#### [TASK DETAILS]
Reproduce every record below exactly as written, leaving out any pictures.

Start MATERIAL

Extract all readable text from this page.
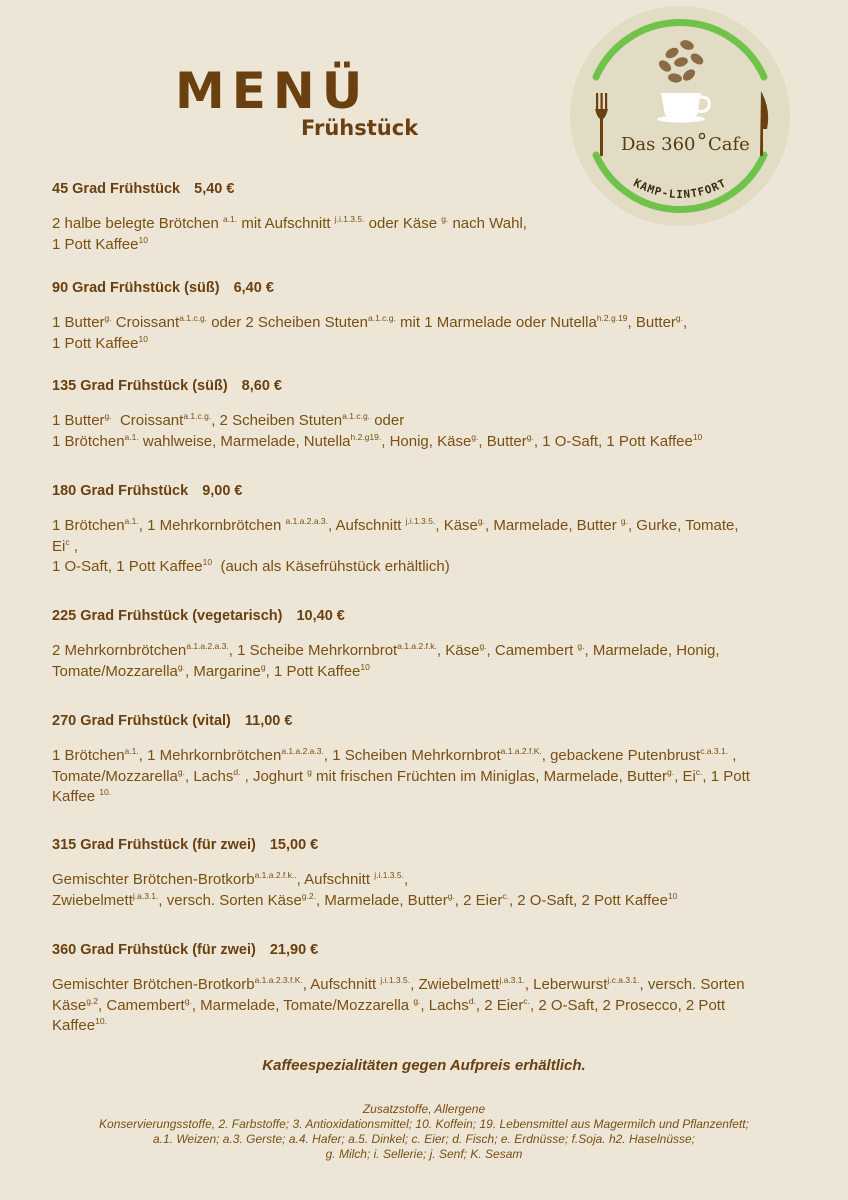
MENÜ
Frühstück
Das 360 Cafe
KAMP-LINTFORT
45 Grad Frühstück 5,40 €
2 halbe belegte Brötchen $^{a.1.}$ mit Aufschnitt $^{j.i.1.3.5.}$ oder Käse $^{g.}$ nach Wahl,
1 Pott Kaffee$^{10}$
90 Grad Frühstück (süß) 6,40 €
1 Butter$^{g.}$ Croissant$^{a.1.c.g.}$ oder 2 Scheiben Stuten$^{a.1.c.g.}$ mit 1 Marmelade oder Nutella$^{h.2.g.19}$, Butter$^{g.}$,
1 Pott Kaffee$^{10}$
135 Grad Frühstück (süß) 8,60 €
1 Butter$^{g.}$  Croissant$^{a.1.c.g.}$, 2 Scheiben Stuten$^{a.1.c.g.}$ oder
1 Brötchen$^{a.1.}$ wahlweise, Marmelade, Nutella$^{h.2.g19.}$, Honig, Käse$^{g.}$, Butter$^{g.}$, 1 O-Saft, 1 Pott Kaffee$^{10}$
180 Grad Frühstück 9,00 €
1 Brötchen$^{a.1.}$, 1 Mehrkornbrötchen $^{a.1.a.2.a.3.}$, Aufschnitt $^{j.i.1.3.5.}$, Käse$^{g.}$, Marmelade, Butter $^{g.}$, Gurke, Tomate,
Ei$^c$ ,
1 O-Saft, 1 Pott Kaffee$^{10}$  (auch als Käsefrühstück erhältlich)
225 Grad Frühstück (vegetarisch) 10,40 €
2 Mehrkornbrötchen$^{a.1.a.2.a.3.}$, 1 Scheibe Mehrkornbrot$^{a.1.a.2.f.k.}$, Käse$^{g.}$, Camembert $^{g.}$, Marmelade, Honig,
Tomate/Mozzarella$^{g.}$, Margarine$^g$, 1 Pott Kaffee$^{10}$
270 Grad Frühstück (vital) 11,00 €
1 Brötchen$^{a.1.}$, 1 Mehrkornbrötchen$^{a.1.a.2.a.3.}$, 1 Scheiben Mehrkornbrot$^{a.1.a.2.f.K.}$, gebackene Putenbrust$^{c.a.3.1.}$ ,
Tomate/Mozzarella$^{g.}$, Lachs$^{d.}$ , Joghurt $^g$ mit frischen Früchten im Miniglas, Marmelade, Butter$^{g.}$, $Ei^{c.}$, 1 Pott
Kaffee $^{10.}$
315 Grad Frühstück (für zwei) 15,00 €
Gemischter Brötchen-Brotkorb$^{a.1.a.2.f.k..}$, Aufschnitt $^{j.i.1.3.5.}$,
Zwiebelmett$^{j.a.3.1.}$, versch. Sorten Käse$^{g.2.}$, Marmelade, Butter$^{g.}$, 2 Eier$^{c.}$, 2 O-Saft, 2 Pott Kaffee$^{10}$
360 Grad Frühstück (für zwei) 21,90 €
Gemischter Brötchen-Brotkorb$^{a.1.a.2.3.f.K.}$, Aufschnitt $^{j.i.1.3.5.}$, Zwiebelmett$^{j.a.3.1.}$, Leberwurst$^{j.c.a.3.1.}$, versch. Sorten
Käse$^{g.2}$, Camembert$^{g.}$, Marmelade, Tomate/Mozzarella $^{g.}$, Lachs$^{d.}$, 2 Eier$^{c.}$, 2 O-Saft, 2 Prosecco, 2 Pott
Kaffee$^{10.}$
Kaffeespezialitäten gegen Aufpreis erhältlich.
Zusatzstoffe, Allergene
Konservierungsstoffe, 2. Farbstoffe; 3. Antioxidationsmittel; 10. Koffein; 19. Lebensmittel aus Magermilch und Pflanzenfett;
a.1. Weizen; a.3. Gerste; a.4. Hafer; a.5. Dinkel; c. Eier; d. Fisch; e. Erdnüsse; f.Soja. h2. Haselnüsse;
g. Milch; i. Sellerie; j. Senf; K. Sesam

End MATERIAL

#### [ANSWER TO THIS EXERCISE]
Extract all readable text from this page.
MENÜ
Frühstück
Das 360 Cafe
KAMP-LINTFORT
45 Grad Frühstück 5,40 €
2 halbe belegte Brötchen $^{a.1.}$ mit Aufschnitt $^{j.i.1.3.5.}$ oder Käse $^{g.}$ nach Wahl,
1 Pott Kaffee$^{10}$
90 Grad Frühstück (süß) 6,40 €
1 Butter$^{g.}$ Croissant$^{a.1.c.g.}$ oder 2 Scheiben Stuten$^{a.1.c.g.}$ mit 1 Marmelade oder Nutella$^{h.2.g.19}$, Butter$^{g.}$,
1 Pott Kaffee$^{10}$
135 Grad Frühstück (süß) 8,60 €
1 Butter$^{g.}$  Croissant$^{a.1.c.g.}$, 2 Scheiben Stuten$^{a.1.c.g.}$ oder
1 Brötchen$^{a.1.}$ wahlweise, Marmelade, Nutella$^{h.2.g19.}$, Honig, Käse$^{g.}$, Butter$^{g.}$, 1 O-Saft, 1 Pott Kaffee$^{10}$
180 Grad Frühstück 9,00 €
1 Brötchen$^{a.1.}$, 1 Mehrkornbrötchen $^{a.1.a.2.a.3.}$, Aufschnitt $^{j.i.1.3.5.}$, Käse$^{g.}$, Marmelade, Butter $^{g.}$, Gurke, Tomate,
Ei$^c$ ,
1 O-Saft, 1 Pott Kaffee$^{10}$  (auch als Käsefrühstück erhältlich)
225 Grad Frühstück (vegetarisch) 10,40 €
2 Mehrkornbrötchen$^{a.1.a.2.a.3.}$, 1 Scheibe Mehrkornbrot$^{a.1.a.2.f.k.}$, Käse$^{g.}$, Camembert $^{g.}$, Marmelade, Honig,
Tomate/Mozzarella$^{g.}$, Margarine$^g$, 1 Pott Kaffee$^{10}$
270 Grad Frühstück (vital) 11,00 €
1 Brötchen$^{a.1.}$, 1 Mehrkornbrötchen$^{a.1.a.2.a.3.}$, 1 Scheiben Mehrkornbrot$^{a.1.a.2.f.K.}$, gebackene Putenbrust$^{c.a.3.1.}$ ,
Tomate/Mozzarella$^{g.}$, Lachs$^{d.}$ , Joghurt $^g$ mit frischen Früchten im Miniglas, Marmelade, Butter$^{g.}$, $Ei^{c.}$, 1 Pott
Kaffee $^{10.}$
315 Grad Frühstück (für zwei) 15,00 €
Gemischter Brötchen-Brotkorb$^{a.1.a.2.f.k..}$, Aufschnitt $^{j.i.1.3.5.}$,
Zwiebelmett$^{j.a.3.1.}$, versch. Sorten Käse$^{g.2.}$, Marmelade, Butter$^{g.}$, 2 Eier$^{c.}$, 2 O-Saft, 2 Pott Kaffee$^{10}$
360 Grad Frühstück (für zwei) 21,90 €
Gemischter Brötchen-Brotkorb$^{a.1.a.2.3.f.K.}$, Aufschnitt $^{j.i.1.3.5.}$, Zwiebelmett$^{j.a.3.1.}$, Leberwurst$^{j.c.a.3.1.}$, versch. Sorten
Käse$^{g.2}$, Camembert$^{g.}$, Marmelade, Tomate/Mozzarella $^{g.}$, Lachs$^{d.}$, 2 Eier$^{c.}$, 2 O-Saft, 2 Prosecco, 2 Pott
Kaffee$^{10.}$
Kaffeespezialitäten gegen Aufpreis erhältlich.
Zusatzstoffe, Allergene
Konservierungsstoffe, 2. Farbstoffe; 3. Antioxidationsmittel; 10. Koffein; 19. Lebensmittel aus Magermilch und Pflanzenfett;
a.1. Weizen; a.3. Gerste; a.4. Hafer; a.5. Dinkel; c. Eier; d. Fisch; e. Erdnüsse; f.Soja. h2. Haselnüsse;
g. Milch; i. Sellerie; j. Senf; K. Sesam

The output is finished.